## start
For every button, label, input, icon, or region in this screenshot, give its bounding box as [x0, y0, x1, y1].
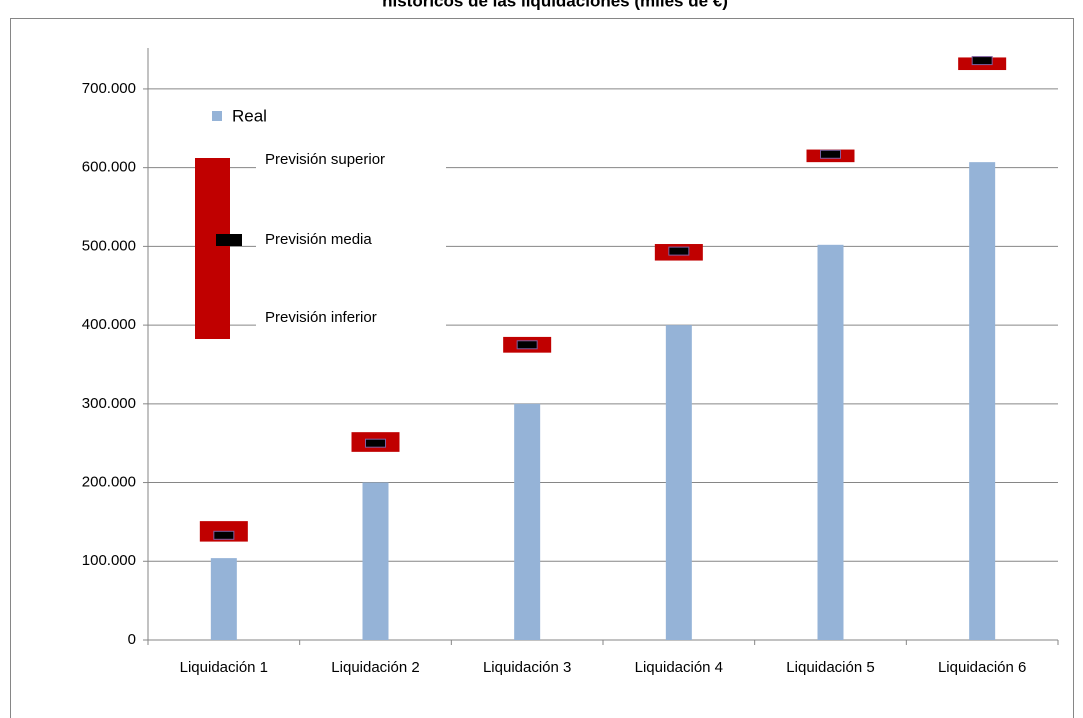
forecast-mean — [213, 530, 235, 540]
legend-label: Previsión inferior — [265, 309, 377, 326]
legend-label: Previsión superior — [265, 151, 385, 168]
x-tick-label: Liquidación 6 — [938, 659, 1026, 676]
legend-label-bg — [256, 148, 446, 172]
legend-mean — [216, 234, 242, 246]
legend-label: Real — [232, 106, 267, 125]
legend-range — [195, 158, 230, 339]
y-tick-label: 400.000 — [82, 316, 136, 333]
x-tick-label: Liquidación 5 — [786, 659, 874, 676]
bar — [665, 325, 692, 640]
forecast-mean — [516, 340, 538, 350]
y-tick-label: 300.000 — [82, 395, 136, 412]
forecast-mean — [668, 246, 690, 256]
bar — [969, 162, 996, 641]
legend-label-bg — [256, 228, 446, 252]
legend-swatch — [212, 111, 222, 121]
bar — [817, 244, 844, 640]
x-tick-label: Liquidación 3 — [483, 659, 571, 676]
legend-label-bg — [256, 306, 446, 330]
y-tick-label: 700.000 — [82, 80, 136, 97]
x-tick-label: Liquidación 1 — [180, 659, 268, 676]
x-tick-label: Liquidación 4 — [635, 659, 723, 676]
y-tick-label: 600.000 — [82, 159, 136, 176]
chart-title: históricos de las liquidaciones (miles d… — [382, 0, 728, 10]
forecast-mean — [971, 56, 993, 66]
y-tick-label: 200.000 — [82, 474, 136, 491]
y-tick-label: 500.000 — [82, 237, 136, 254]
bar — [210, 558, 237, 640]
forecast-mean — [365, 438, 386, 448]
bar — [362, 482, 389, 640]
forecast-mean — [820, 149, 841, 159]
legend-label: Previsión media — [265, 231, 372, 248]
x-tick-label: Liquidación 2 — [331, 659, 419, 676]
y-tick-label: 100.000 — [82, 552, 136, 569]
y-tick-label: 0 — [128, 631, 136, 648]
bar — [514, 403, 541, 640]
chart-frame — [10, 18, 1074, 718]
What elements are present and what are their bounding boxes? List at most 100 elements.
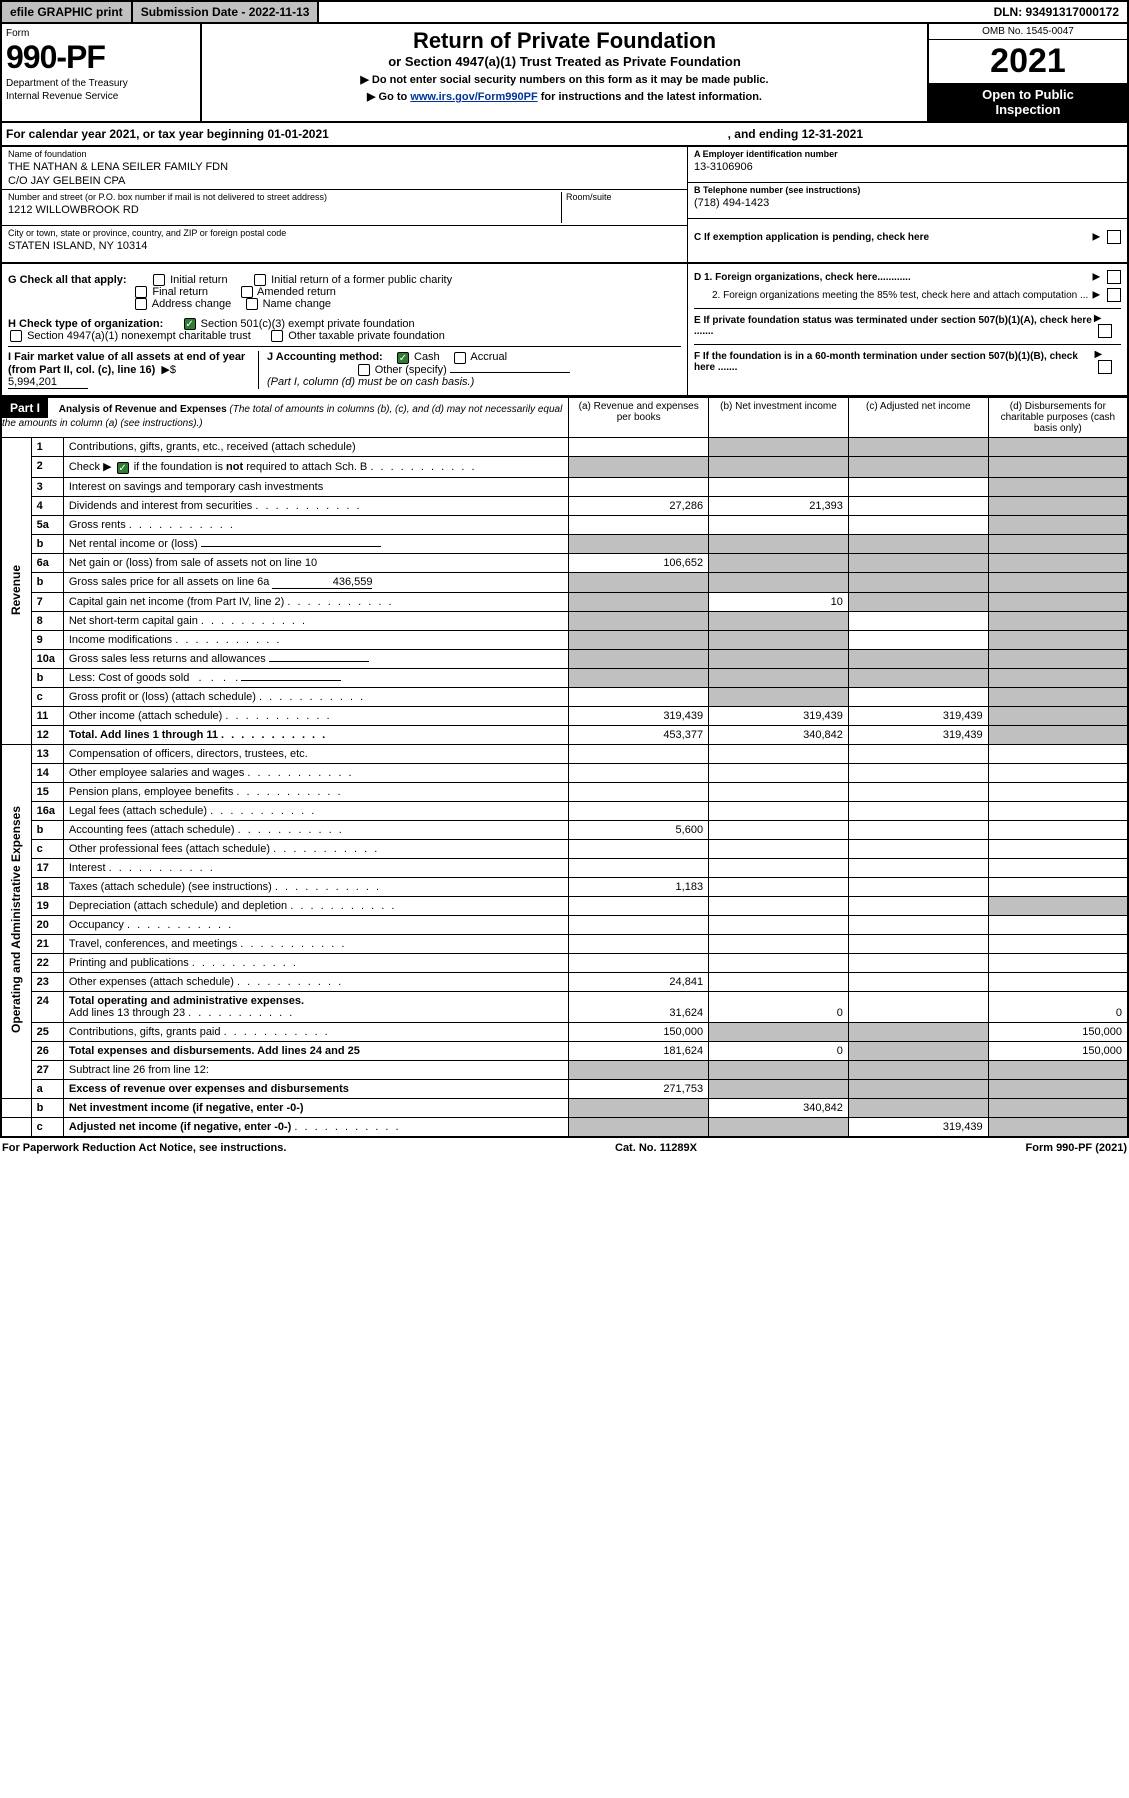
footer-mid: Cat. No. 11289X	[615, 1142, 697, 1154]
row15-desc: Pension plans, employee benefits	[69, 786, 234, 798]
col-c-header: (c) Adjusted net income	[848, 398, 988, 438]
omb-number: OMB No. 1545-0047	[929, 24, 1127, 40]
efile-print-button[interactable]: efile GRAPHIC print	[2, 2, 133, 22]
e-checkbox[interactable]	[1098, 324, 1112, 338]
row9-desc: Income modifications	[69, 634, 172, 646]
dept-line1: Department of the Treasury	[6, 78, 196, 89]
j-other-specify	[450, 372, 570, 373]
d2-row: 2. Foreign organizations meeting the 85%…	[694, 286, 1121, 304]
row2-desc: if the foundation is not required to att…	[134, 461, 368, 473]
j-accrual-checkbox[interactable]	[454, 352, 466, 364]
open-line1: Open to Public	[982, 87, 1074, 102]
j-note: (Part I, column (d) must be on cash basi…	[267, 376, 474, 388]
row4-b: 21,393	[709, 496, 849, 515]
d2-checkbox[interactable]	[1107, 288, 1121, 302]
ein-label: A Employer identification number	[694, 149, 1121, 159]
h-label: H Check type of organization:	[8, 318, 163, 330]
h-501c3-checkbox[interactable]	[184, 318, 196, 330]
arrow-icon: ▶	[1093, 232, 1101, 243]
phone-label: B Telephone number (see instructions)	[694, 185, 1121, 195]
form-title-block: Return of Private Foundation or Section …	[202, 24, 927, 121]
g-amended-label: Amended return	[257, 286, 336, 298]
j-accrual-label: Accrual	[470, 351, 507, 363]
form-title: Return of Private Foundation	[206, 28, 923, 54]
g-initial-checkbox[interactable]	[153, 274, 165, 286]
row25-desc: Contributions, gifts, grants paid	[69, 1026, 221, 1038]
col-b-header: (b) Net investment income	[709, 398, 849, 438]
g-name-checkbox[interactable]	[246, 298, 258, 310]
row7-b: 10	[709, 592, 849, 611]
d1-checkbox[interactable]	[1107, 270, 1121, 284]
foundation-name: THE NATHAN & LENA SEILER FAMILY FDN	[8, 159, 681, 173]
h-4947-checkbox[interactable]	[10, 330, 22, 342]
g-initial-former-checkbox[interactable]	[254, 274, 266, 286]
row12-a: 453,377	[569, 725, 709, 744]
row18-desc: Taxes (attach schedule) (see instruction…	[69, 881, 272, 893]
tax-year: 2021	[929, 40, 1127, 83]
row1-desc: Contributions, gifts, grants, etc., rece…	[63, 438, 568, 457]
submission-date-label: Submission Date - 2022-11-13	[133, 2, 320, 22]
row6b-desc: Gross sales price for all assets on line…	[69, 576, 270, 588]
row24-d: 0	[988, 991, 1128, 1022]
city-label: City or town, state or province, country…	[8, 228, 681, 238]
row10c-desc: Gross profit or (loss) (attach schedule)	[69, 691, 256, 703]
d2-label: 2. Foreign organizations meeting the 85%…	[712, 290, 1088, 301]
city-cell: City or town, state or province, country…	[2, 226, 687, 262]
h-other-checkbox[interactable]	[271, 330, 283, 342]
row26-desc: Total expenses and disbursements. Add li…	[63, 1041, 568, 1060]
row25-a: 150,000	[569, 1022, 709, 1041]
g-row: G Check all that apply: Initial return I…	[8, 270, 681, 314]
name-label: Name of foundation	[8, 149, 681, 159]
note2-prefix: ▶ Go to	[367, 91, 410, 103]
checkboxes-block: G Check all that apply: Initial return I…	[0, 264, 1129, 397]
room-label: Room/suite	[566, 192, 681, 202]
form-instructions-link[interactable]: www.irs.gov/Form990PF	[410, 91, 537, 103]
row26-b: 0	[709, 1041, 849, 1060]
g-address-checkbox[interactable]	[135, 298, 147, 310]
row21-desc: Travel, conferences, and meetings	[69, 938, 237, 950]
c-checkbox[interactable]	[1107, 230, 1121, 244]
row26-a: 181,624	[569, 1041, 709, 1060]
h-other-label: Other taxable private foundation	[288, 330, 445, 342]
row14-desc: Other employee salaries and wages	[69, 767, 244, 779]
row24-b: 0	[709, 991, 849, 1022]
f-checkbox[interactable]	[1098, 360, 1112, 374]
j-cash-checkbox[interactable]	[397, 352, 409, 364]
g-amended-checkbox[interactable]	[241, 286, 253, 298]
footer-right: Form 990-PF (2021)	[1026, 1142, 1128, 1154]
h-501c3-label: Section 501(c)(3) exempt private foundat…	[201, 318, 415, 330]
row2-checkbox[interactable]	[117, 462, 129, 474]
footer: For Paperwork Reduction Act Notice, see …	[0, 1138, 1129, 1158]
revenue-side-label: Revenue	[9, 565, 23, 615]
form-subtitle: or Section 4947(a)(1) Trust Treated as P…	[206, 54, 923, 69]
row13-desc: Compensation of officers, directors, tru…	[63, 744, 568, 763]
row27c-desc: Adjusted net income (if negative, enter …	[69, 1121, 291, 1133]
row27b-desc: Net investment income (if negative, ente…	[69, 1102, 304, 1114]
form-header: Form 990-PF Department of the Treasury I…	[0, 24, 1129, 123]
h-row: H Check type of organization: Section 50…	[8, 314, 681, 346]
g-label: G Check all that apply:	[8, 274, 127, 286]
g-final-checkbox[interactable]	[135, 286, 147, 298]
open-line2: Inspection	[995, 102, 1060, 117]
row11-desc: Other income (attach schedule)	[69, 710, 222, 722]
open-to-public: Open to Public Inspection	[929, 83, 1127, 121]
row11-a: 319,439	[569, 706, 709, 725]
form-number-block: Form 990-PF Department of the Treasury I…	[2, 24, 202, 121]
row6a-a: 106,652	[569, 553, 709, 572]
row26-d: 150,000	[988, 1041, 1128, 1060]
ij-row: I Fair market value of all assets at end…	[8, 346, 681, 389]
row24b-desc: Add lines 13 through 23	[69, 1007, 185, 1019]
row24-desc: Total operating and administrative expen…	[69, 995, 304, 1007]
j-label: J Accounting method:	[267, 351, 383, 363]
e-row: E If private foundation status was termi…	[694, 308, 1121, 340]
row22-desc: Printing and publications	[69, 957, 189, 969]
c-label: C If exemption application is pending, c…	[694, 232, 929, 243]
cal-suffix: , and ending 12-31-2021	[728, 127, 863, 141]
top-toolbar: efile GRAPHIC print Submission Date - 20…	[0, 0, 1129, 24]
j-other-checkbox[interactable]	[358, 364, 370, 376]
form-note1: ▶ Do not enter social security numbers o…	[206, 73, 923, 86]
form-note2: ▶ Go to www.irs.gov/Form990PF for instru…	[206, 90, 923, 103]
row5b-desc: Net rental income or (loss)	[69, 538, 198, 550]
row27-desc: Subtract line 26 from line 12:	[63, 1060, 568, 1079]
spacer	[319, 2, 985, 22]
## end
• **What you are asked to do**:
Please give again the part of the items that opens with the line containing "footer-mid: Cat. No." and closes with the line containing "omb-number: OMB No.", swapping "Pension" for "Retirement" and leaving everything else unchanged.

• **Written response**:
footer-mid: Cat. No. 11289X	[615, 1142, 697, 1154]
row15-desc: Retirement plans, employee benefits	[69, 786, 234, 798]
col-c-header: (c) Adjusted net income	[848, 398, 988, 438]
omb-number: OMB No. 1545-0047	[929, 24, 1127, 40]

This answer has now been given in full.